_THE PROBLEM_.
Pick out the lines below that include the string "BASE".

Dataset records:
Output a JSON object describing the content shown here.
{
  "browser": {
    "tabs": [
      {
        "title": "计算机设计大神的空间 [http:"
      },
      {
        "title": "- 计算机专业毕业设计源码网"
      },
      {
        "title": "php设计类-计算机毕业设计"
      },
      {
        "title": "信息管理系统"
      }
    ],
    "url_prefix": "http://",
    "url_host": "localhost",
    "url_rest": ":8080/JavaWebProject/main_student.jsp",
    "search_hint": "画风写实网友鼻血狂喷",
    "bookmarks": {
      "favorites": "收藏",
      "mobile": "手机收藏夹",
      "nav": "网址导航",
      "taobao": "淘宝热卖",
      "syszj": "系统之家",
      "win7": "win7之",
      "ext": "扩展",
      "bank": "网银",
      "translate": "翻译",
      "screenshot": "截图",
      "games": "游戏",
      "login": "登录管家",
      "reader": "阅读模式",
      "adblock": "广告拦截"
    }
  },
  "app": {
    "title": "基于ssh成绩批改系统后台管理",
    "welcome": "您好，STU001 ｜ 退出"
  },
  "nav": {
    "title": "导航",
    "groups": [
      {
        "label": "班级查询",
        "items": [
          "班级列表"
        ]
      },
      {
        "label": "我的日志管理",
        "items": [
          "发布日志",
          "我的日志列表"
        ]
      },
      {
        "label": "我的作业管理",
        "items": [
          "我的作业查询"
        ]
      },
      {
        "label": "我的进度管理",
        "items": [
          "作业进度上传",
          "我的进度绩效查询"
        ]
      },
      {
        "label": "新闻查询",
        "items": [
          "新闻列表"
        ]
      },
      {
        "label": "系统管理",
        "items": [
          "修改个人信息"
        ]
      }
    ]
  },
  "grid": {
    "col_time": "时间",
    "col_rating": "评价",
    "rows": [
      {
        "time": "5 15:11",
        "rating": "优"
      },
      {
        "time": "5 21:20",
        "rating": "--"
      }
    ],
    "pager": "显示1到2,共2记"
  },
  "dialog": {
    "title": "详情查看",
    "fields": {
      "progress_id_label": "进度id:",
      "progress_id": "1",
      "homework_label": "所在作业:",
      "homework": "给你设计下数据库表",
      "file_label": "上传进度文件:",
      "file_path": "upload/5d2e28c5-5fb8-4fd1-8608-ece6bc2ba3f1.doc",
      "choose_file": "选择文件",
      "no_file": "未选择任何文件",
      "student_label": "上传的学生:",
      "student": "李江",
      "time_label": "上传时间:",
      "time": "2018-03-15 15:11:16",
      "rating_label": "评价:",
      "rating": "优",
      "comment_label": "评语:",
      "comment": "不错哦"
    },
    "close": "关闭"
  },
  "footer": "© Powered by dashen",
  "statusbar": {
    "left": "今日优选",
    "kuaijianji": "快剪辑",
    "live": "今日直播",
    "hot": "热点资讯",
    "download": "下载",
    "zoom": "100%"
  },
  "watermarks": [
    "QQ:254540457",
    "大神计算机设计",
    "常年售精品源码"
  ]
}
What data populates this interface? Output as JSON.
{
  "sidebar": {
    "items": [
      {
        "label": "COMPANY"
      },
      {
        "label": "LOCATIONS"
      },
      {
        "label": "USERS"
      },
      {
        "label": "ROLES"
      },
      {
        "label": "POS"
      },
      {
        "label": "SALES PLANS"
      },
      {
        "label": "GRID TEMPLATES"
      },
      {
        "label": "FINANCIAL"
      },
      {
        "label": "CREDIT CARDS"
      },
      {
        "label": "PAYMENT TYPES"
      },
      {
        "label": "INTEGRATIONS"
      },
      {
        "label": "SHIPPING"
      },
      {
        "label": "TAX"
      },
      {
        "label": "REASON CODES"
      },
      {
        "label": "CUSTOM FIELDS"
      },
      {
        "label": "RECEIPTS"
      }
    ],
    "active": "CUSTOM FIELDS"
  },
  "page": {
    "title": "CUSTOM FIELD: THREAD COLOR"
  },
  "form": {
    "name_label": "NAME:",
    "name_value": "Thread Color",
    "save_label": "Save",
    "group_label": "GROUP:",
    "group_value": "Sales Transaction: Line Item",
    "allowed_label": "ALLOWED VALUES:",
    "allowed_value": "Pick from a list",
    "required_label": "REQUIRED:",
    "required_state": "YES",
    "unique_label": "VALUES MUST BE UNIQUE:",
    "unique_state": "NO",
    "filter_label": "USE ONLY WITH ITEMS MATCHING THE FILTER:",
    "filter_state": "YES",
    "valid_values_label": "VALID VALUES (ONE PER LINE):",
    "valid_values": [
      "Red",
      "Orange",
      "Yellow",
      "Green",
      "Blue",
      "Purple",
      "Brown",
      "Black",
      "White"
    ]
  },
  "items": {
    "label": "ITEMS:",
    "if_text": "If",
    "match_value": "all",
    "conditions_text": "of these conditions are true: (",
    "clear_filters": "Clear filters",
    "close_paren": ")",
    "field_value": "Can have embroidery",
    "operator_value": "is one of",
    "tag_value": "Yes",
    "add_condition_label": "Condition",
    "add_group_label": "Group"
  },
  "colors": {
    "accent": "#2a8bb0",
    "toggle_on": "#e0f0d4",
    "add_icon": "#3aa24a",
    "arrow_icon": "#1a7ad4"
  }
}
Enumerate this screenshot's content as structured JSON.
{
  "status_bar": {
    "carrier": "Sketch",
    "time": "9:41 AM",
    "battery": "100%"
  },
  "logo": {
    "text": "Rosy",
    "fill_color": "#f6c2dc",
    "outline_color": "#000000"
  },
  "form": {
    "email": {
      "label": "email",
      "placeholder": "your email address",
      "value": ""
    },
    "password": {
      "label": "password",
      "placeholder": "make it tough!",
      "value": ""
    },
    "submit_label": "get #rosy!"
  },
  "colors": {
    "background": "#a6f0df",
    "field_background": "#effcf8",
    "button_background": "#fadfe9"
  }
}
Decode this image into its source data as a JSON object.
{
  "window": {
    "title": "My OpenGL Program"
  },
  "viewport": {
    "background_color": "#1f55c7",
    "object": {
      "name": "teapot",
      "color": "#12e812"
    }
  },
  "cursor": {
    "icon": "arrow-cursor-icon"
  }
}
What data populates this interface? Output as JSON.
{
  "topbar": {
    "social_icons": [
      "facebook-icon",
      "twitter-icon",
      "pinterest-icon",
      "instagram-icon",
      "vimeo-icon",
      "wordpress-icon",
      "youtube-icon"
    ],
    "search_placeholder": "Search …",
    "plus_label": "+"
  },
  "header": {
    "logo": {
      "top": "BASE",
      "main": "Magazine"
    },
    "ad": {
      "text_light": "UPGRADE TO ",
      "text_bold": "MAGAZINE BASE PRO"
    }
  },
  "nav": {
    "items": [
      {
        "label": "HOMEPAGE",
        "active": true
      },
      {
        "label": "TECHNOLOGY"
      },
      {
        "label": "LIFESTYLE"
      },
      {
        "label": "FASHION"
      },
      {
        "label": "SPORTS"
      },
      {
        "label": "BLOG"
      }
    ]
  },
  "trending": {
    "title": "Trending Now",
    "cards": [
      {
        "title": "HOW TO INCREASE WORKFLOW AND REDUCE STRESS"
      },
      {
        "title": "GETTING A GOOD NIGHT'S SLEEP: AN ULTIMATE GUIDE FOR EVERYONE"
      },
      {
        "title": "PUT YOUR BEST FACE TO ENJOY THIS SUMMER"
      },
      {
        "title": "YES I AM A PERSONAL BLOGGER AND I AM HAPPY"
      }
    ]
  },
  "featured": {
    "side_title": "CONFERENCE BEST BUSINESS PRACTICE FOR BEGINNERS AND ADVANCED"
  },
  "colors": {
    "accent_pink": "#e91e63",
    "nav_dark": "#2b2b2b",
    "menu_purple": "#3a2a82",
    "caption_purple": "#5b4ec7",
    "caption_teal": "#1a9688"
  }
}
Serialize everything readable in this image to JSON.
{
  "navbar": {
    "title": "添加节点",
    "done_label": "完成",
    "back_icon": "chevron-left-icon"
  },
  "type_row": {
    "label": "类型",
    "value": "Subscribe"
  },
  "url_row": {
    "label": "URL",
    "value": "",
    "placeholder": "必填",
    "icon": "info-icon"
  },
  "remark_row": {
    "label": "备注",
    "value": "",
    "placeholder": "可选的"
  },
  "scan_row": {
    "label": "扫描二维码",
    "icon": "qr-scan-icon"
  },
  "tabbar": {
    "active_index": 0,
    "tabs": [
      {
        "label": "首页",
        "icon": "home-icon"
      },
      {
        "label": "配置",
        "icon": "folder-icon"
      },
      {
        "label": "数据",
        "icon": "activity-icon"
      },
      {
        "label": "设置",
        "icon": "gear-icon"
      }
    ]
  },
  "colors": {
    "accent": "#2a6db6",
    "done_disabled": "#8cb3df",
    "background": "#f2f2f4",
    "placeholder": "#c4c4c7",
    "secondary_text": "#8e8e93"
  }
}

_EXPECTED OUTPUT_.
      "top": "BASE",
      "text_bold": "MAGAZINE BASE PRO"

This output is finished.